__Set problem__
Transcribe each of the records below exactly, excluding all pictures.

--- Start of Provided entries ---

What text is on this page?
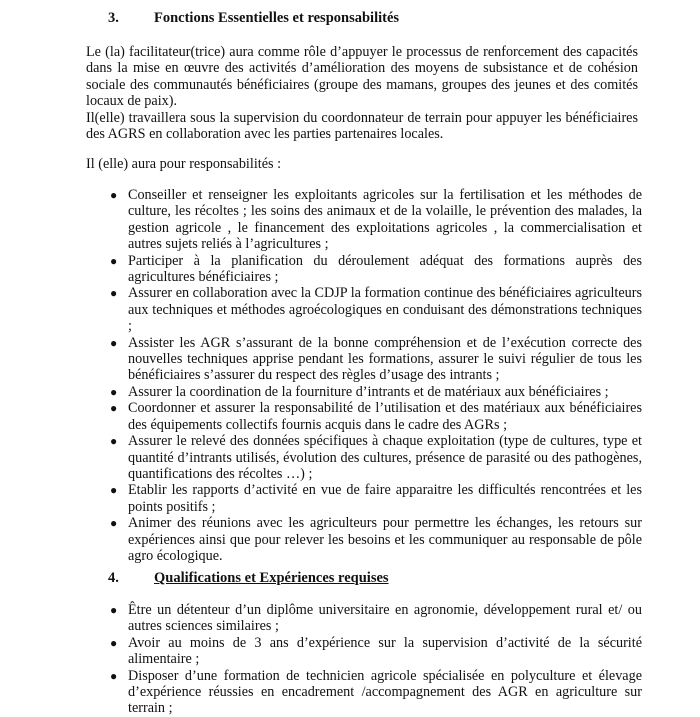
3. Fonctions Essentielles et responsabilités
Le (la) facilitateur(trice) aura comme rôle d’appuyer le processus de renforcement des capacités dans la mise en œuvre des activités d’amélioration des moyens de subsistance et de cohésion sociale des communautés bénéficiaires (groupe des mamans, groupes des jeunes et des comités locaux de paix).
Il(elle) travaillera sous la supervision du coordonnateur de terrain pour appuyer les bénéficiaires des AGRS en collaboration avec les parties partenaires locales.
Il (elle) aura pour responsabilités :
● Conseiller et renseigner les exploitants agricoles sur la fertilisation et les méthodes de culture, les récoltes ; les soins des animaux et de la volaille, le prévention des malades, la gestion agricole , le financement des exploitations agricoles , la commercialisation et autres sujets reliés à l’agricultures ;
● Participer à la planification du déroulement adéquat des formations auprès des agricultures bénéficiaires ;
● Assurer en collaboration avec la CDJP la formation continue des bénéficiaires agriculteurs aux techniques et méthodes agroécologiques en conduisant des démonstrations techniques ;
● Assister les AGR s’assurant de la bonne compréhension et de l’exécution correcte des nouvelles techniques apprise pendant les formations, assurer le suivi régulier de tous les bénéficiaires s’assurer du respect des règles d’usage des intrants ;
● Assurer la coordination de la fourniture d’intrants et de matériaux aux bénéficiaires ;
● Coordonner et assurer la responsabilité de l’utilisation et des matériaux aux bénéficiaires des équipements collectifs fournis acquis dans le cadre des AGRs ;
● Assurer le relevé des données spécifiques à chaque exploitation (type de cultures, type et quantité d’intrants utilisés, évolution des cultures, présence de parasité ou des pathogènes, quantifications des récoltes …) ;
● Etablir les rapports d’activité en vue de faire apparaitre les difficultés rencontrées et les points positifs ;
● Animer des réunions avec les agriculteurs pour permettre les échanges, les retours sur expériences ainsi que pour relever les besoins et les communiquer au responsable de pôle agro écologique.
4. Qualifications et Expériences requises
● Être un détenteur d’un diplôme universitaire en agronomie, développement rural et/ ou autres sciences similaires ;
● Avoir au moins de 3 ans d’expérience sur la supervision d’activité de la sécurité alimentaire ;
● Disposer d’une formation de technicien agricole spécialisée en polyculture et élevage d’expérience réussies en encadrement /accompagnement des AGR en agriculture sur terrain ;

--- End of Provided entries ---

__Written solution__
What text is on this page?
3. Fonctions Essentielles et responsabilités
Le (la) facilitateur(trice) aura comme rôle d’appuyer le processus de renforcement des capacités dans la mise en œuvre des activités d’amélioration des moyens de subsistance et de cohésion sociale des communautés bénéficiaires (groupe des mamans, groupes des jeunes et des comités locaux de paix).
Il(elle) travaillera sous la supervision du coordonnateur de terrain pour appuyer les bénéficiaires des AGRS en collaboration avec les parties partenaires locales.
Il (elle) aura pour responsabilités :
● Conseiller et renseigner les exploitants agricoles sur la fertilisation et les méthodes de culture, les récoltes ; les soins des animaux et de la volaille, le prévention des malades, la gestion agricole , le financement des exploitations agricoles , la commercialisation et autres sujets reliés à l’agricultures ;
● Participer à la planification du déroulement adéquat des formations auprès des agricultures bénéficiaires ;
● Assurer en collaboration avec la CDJP la formation continue des bénéficiaires agriculteurs aux techniques et méthodes agroécologiques en conduisant des démonstrations techniques ;
● Assister les AGR s’assurant de la bonne compréhension et de l’exécution correcte des nouvelles techniques apprise pendant les formations, assurer le suivi régulier de tous les bénéficiaires s’assurer du respect des règles d’usage des intrants ;
● Assurer la coordination de la fourniture d’intrants et de matériaux aux bénéficiaires ;
● Coordonner et assurer la responsabilité de l’utilisation et des matériaux aux bénéficiaires des équipements collectifs fournis acquis dans le cadre des AGRs ;
● Assurer le relevé des données spécifiques à chaque exploitation (type de cultures, type et quantité d’intrants utilisés, évolution des cultures, présence de parasité ou des pathogènes, quantifications des récoltes …) ;
● Etablir les rapports d’activité en vue de faire apparaitre les difficultés rencontrées et les points positifs ;
● Animer des réunions avec les agriculteurs pour permettre les échanges, les retours sur expériences ainsi que pour relever les besoins et les communiquer au responsable de pôle agro écologique.
4. Qualifications et Expériences requises
● Être un détenteur d’un diplôme universitaire en agronomie, développement rural et/ ou autres sciences similaires ;
● Avoir au moins de 3 ans d’expérience sur la supervision d’activité de la sécurité alimentaire ;
● Disposer d’une formation de technicien agricole spécialisée en polyculture et élevage d’expérience réussies en encadrement /accompagnement des AGR en agriculture sur terrain ;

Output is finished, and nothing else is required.